* _TASK REQUIREMENTS_: Extract the material from the line containing "cell-spot (308, 443, 311, 446)" up to and including the line containing "cell-spot (411, 527, 416, 532)", and reproduce those lines exactly as they appear, with nothing else.

* _GIVEN RECORDS_:
◆ ◆ ◆
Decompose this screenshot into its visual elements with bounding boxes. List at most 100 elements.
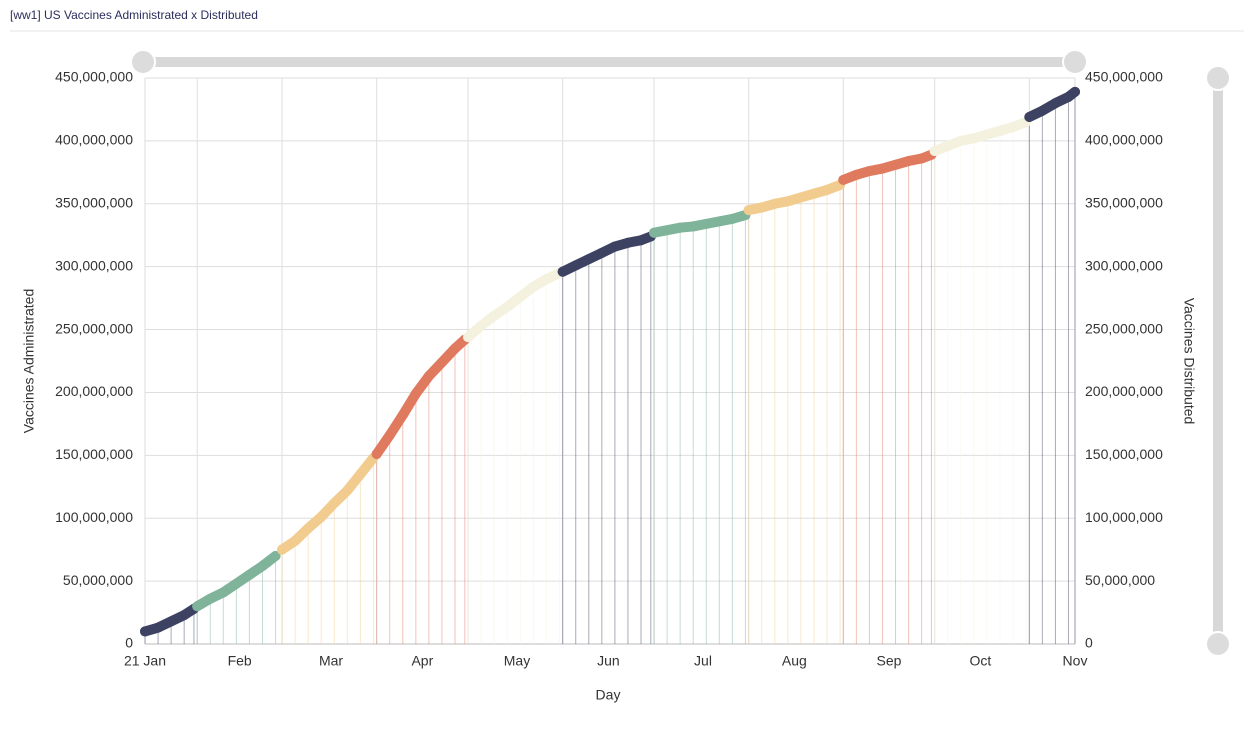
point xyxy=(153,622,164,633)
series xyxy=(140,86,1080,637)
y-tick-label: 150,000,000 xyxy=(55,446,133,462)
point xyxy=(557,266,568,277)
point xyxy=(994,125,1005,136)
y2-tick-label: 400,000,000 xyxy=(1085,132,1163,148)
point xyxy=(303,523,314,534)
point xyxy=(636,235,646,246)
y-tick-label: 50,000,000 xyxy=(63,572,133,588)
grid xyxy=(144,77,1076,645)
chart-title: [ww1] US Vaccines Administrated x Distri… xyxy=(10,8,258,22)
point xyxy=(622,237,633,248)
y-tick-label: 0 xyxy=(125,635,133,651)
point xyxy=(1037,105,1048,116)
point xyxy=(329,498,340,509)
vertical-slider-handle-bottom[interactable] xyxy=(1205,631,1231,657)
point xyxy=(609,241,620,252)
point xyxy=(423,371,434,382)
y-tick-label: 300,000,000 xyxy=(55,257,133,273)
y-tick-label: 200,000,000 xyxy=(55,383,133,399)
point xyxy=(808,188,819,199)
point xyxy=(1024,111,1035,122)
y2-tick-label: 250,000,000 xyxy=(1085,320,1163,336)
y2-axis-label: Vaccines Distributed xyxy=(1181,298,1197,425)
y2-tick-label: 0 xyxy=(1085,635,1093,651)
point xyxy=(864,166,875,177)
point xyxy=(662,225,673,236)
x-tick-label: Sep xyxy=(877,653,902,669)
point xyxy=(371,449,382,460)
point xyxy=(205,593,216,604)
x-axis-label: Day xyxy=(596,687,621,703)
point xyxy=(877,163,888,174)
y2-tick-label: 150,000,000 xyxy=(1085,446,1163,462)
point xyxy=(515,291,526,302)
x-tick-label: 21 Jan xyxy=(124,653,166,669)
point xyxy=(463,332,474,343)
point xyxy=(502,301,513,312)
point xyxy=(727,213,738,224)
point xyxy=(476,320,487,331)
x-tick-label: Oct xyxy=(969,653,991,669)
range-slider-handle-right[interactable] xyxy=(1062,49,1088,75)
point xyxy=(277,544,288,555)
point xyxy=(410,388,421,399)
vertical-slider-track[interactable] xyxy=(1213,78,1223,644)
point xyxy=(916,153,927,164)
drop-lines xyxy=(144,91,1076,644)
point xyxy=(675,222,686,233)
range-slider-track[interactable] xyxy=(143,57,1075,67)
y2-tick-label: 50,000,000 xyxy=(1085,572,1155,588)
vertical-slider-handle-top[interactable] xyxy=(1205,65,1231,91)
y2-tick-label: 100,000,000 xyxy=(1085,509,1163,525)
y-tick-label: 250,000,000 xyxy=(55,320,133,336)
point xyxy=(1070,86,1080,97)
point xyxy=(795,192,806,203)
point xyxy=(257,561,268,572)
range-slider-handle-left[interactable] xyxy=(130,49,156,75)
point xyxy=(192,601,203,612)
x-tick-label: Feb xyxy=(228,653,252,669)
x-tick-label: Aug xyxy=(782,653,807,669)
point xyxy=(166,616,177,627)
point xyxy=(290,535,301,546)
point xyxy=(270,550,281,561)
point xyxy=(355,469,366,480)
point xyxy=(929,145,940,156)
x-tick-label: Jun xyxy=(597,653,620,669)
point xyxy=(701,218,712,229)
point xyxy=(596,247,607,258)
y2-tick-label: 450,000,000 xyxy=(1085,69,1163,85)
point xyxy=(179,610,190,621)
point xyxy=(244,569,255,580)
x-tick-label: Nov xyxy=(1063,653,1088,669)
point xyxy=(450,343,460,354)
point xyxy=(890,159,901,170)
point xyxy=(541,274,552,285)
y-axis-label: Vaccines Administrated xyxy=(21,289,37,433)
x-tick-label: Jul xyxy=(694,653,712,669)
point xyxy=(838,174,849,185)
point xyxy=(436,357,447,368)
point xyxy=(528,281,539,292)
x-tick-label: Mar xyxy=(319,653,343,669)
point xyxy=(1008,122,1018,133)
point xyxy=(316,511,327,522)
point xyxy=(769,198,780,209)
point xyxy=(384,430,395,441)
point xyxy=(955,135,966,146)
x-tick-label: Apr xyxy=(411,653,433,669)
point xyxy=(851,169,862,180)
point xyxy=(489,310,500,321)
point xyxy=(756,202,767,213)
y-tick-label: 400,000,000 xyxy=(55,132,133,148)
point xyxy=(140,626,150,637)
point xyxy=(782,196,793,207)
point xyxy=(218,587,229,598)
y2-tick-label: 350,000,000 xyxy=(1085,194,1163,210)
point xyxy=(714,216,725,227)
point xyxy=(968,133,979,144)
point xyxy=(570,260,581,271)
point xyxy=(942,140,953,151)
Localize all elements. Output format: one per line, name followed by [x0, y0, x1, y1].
◆ ◆ ◆
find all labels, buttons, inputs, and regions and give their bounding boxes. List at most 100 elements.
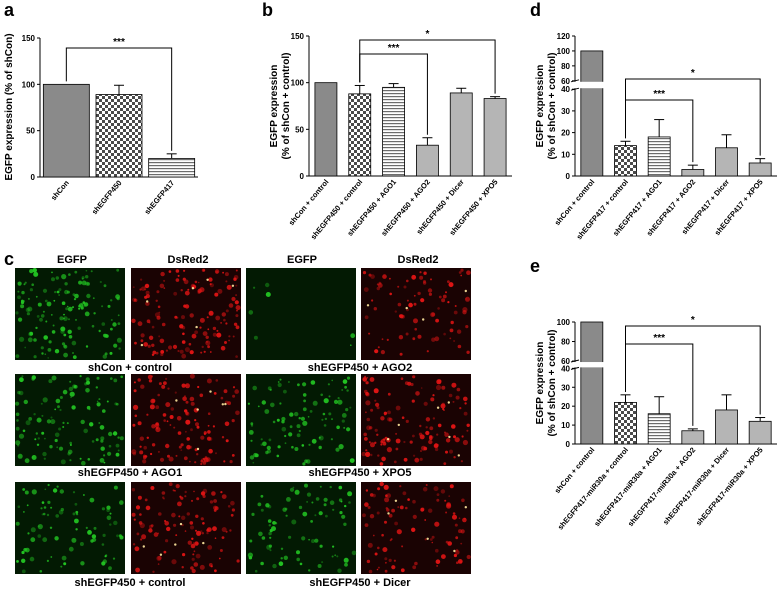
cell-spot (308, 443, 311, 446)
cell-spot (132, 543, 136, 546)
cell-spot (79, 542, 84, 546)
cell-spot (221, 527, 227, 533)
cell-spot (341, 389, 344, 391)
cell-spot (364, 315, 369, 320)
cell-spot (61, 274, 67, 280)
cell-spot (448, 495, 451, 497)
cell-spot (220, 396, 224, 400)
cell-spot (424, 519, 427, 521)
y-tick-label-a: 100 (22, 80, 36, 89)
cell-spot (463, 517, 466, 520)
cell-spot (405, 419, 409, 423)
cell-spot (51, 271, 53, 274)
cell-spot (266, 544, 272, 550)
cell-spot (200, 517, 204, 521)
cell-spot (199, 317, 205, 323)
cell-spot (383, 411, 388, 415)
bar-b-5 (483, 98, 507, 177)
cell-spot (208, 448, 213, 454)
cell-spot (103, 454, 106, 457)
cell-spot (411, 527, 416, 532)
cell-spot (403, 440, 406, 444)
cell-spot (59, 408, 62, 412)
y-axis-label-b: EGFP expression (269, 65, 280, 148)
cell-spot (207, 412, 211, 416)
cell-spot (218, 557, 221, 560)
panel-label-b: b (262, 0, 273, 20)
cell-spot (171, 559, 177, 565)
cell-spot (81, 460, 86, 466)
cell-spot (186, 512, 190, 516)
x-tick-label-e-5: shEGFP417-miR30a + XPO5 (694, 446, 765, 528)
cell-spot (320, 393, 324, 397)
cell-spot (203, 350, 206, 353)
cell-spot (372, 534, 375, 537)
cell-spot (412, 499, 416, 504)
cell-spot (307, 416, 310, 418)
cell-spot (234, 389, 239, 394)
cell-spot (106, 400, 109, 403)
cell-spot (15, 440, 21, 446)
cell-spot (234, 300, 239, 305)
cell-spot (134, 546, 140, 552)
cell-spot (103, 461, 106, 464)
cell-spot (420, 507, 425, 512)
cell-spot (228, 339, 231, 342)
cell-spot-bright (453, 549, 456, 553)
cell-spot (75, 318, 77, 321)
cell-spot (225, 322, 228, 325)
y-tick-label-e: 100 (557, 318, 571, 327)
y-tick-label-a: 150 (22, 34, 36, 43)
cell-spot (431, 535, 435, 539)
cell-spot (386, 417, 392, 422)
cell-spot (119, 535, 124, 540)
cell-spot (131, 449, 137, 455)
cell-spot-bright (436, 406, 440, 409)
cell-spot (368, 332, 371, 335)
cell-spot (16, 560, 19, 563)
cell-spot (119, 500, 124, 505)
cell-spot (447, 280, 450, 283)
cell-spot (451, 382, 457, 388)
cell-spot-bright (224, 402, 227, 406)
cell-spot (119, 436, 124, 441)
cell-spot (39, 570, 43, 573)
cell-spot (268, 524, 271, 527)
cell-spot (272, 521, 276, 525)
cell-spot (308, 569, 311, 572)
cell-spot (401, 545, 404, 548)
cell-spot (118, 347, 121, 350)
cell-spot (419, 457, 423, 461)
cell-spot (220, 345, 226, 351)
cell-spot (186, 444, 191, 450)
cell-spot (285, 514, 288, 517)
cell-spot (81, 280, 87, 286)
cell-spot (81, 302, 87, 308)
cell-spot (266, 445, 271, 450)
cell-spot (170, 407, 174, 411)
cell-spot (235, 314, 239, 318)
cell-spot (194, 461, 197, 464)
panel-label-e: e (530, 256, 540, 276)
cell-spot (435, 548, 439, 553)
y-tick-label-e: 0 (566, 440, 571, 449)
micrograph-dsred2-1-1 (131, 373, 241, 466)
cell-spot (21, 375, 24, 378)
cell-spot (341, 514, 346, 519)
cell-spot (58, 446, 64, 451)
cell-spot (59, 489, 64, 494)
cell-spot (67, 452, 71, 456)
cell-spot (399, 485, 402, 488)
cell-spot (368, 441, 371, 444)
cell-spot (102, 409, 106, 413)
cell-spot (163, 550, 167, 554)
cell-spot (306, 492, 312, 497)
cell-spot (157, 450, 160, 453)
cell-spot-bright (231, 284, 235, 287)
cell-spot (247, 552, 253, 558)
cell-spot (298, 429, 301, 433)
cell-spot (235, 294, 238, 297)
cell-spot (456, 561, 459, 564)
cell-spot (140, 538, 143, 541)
◆ ◆ ◆
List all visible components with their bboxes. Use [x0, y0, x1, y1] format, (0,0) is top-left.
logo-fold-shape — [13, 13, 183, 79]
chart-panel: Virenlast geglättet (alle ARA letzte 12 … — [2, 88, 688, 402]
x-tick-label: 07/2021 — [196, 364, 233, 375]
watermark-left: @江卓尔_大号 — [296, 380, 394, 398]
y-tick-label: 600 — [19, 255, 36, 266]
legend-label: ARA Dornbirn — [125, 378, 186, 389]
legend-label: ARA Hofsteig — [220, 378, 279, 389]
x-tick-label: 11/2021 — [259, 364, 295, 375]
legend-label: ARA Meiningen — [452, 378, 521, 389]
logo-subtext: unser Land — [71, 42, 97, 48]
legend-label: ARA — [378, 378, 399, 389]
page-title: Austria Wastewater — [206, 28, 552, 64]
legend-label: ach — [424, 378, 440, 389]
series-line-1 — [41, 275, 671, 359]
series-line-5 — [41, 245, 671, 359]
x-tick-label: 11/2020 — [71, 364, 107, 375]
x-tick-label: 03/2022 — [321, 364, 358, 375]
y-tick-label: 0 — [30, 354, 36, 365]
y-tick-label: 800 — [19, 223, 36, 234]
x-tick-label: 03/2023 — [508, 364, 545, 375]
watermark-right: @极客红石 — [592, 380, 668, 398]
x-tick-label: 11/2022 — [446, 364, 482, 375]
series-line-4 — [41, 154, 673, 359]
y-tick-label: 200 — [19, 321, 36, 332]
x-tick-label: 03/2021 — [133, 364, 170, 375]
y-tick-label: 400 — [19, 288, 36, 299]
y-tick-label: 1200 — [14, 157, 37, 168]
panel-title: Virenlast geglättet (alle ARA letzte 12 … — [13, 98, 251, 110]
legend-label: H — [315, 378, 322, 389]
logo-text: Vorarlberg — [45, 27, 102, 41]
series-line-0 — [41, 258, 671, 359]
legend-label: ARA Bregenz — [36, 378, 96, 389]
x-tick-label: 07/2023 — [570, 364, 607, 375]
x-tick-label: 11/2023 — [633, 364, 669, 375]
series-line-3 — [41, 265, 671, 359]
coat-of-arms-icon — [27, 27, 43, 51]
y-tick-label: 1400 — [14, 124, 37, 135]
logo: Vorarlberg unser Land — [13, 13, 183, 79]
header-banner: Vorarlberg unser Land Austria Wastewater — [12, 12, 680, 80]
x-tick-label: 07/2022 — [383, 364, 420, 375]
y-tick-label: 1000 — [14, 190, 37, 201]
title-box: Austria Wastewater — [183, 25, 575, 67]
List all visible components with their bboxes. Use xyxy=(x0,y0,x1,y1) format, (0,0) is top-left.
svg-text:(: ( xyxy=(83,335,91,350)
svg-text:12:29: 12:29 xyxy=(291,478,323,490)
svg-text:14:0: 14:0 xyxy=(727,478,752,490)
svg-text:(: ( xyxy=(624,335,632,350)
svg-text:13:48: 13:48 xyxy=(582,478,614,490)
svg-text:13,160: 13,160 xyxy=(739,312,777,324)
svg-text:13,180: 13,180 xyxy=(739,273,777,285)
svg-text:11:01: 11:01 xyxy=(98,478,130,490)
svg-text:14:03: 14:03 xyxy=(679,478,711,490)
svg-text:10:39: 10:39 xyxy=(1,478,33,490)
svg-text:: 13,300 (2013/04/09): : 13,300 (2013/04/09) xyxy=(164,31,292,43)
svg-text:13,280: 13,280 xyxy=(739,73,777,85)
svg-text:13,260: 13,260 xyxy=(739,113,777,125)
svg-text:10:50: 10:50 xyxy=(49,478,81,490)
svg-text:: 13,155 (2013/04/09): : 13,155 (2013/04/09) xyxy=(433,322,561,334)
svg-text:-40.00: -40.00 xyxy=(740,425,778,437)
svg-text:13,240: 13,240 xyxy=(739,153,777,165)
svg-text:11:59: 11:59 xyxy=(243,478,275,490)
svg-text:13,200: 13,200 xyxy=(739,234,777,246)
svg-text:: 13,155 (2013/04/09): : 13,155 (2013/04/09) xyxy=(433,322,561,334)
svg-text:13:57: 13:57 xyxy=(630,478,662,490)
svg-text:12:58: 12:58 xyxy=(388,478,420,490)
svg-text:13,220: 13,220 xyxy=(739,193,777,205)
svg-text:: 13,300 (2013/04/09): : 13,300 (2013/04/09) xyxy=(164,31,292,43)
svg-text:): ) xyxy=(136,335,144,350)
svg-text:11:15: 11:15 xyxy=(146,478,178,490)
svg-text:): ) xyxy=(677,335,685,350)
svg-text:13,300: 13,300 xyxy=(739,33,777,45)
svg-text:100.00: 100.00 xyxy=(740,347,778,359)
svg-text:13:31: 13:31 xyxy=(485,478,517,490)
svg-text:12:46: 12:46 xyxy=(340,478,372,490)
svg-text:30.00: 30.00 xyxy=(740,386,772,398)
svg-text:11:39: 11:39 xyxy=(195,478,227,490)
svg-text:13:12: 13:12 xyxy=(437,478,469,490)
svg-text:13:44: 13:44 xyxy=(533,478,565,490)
◆ ◆ ◆
* _REPLY_:
cell-spot (308, 443, 311, 446)
cell-spot (132, 543, 136, 546)
cell-spot (79, 542, 84, 546)
cell-spot (221, 527, 227, 533)
cell-spot (341, 389, 344, 391)
cell-spot (364, 315, 369, 320)
cell-spot (61, 274, 67, 280)
cell-spot (448, 495, 451, 497)
cell-spot (220, 396, 224, 400)
cell-spot (424, 519, 427, 521)
y-tick-label-a: 100 (22, 80, 36, 89)
cell-spot (463, 517, 466, 520)
cell-spot (405, 419, 409, 423)
cell-spot (51, 271, 53, 274)
cell-spot (266, 544, 272, 550)
cell-spot (200, 517, 204, 521)
cell-spot (199, 317, 205, 323)
cell-spot (383, 411, 388, 415)
bar-b-5 (483, 98, 507, 177)
cell-spot (208, 448, 213, 454)
cell-spot (103, 454, 106, 457)
cell-spot (411, 527, 416, 532)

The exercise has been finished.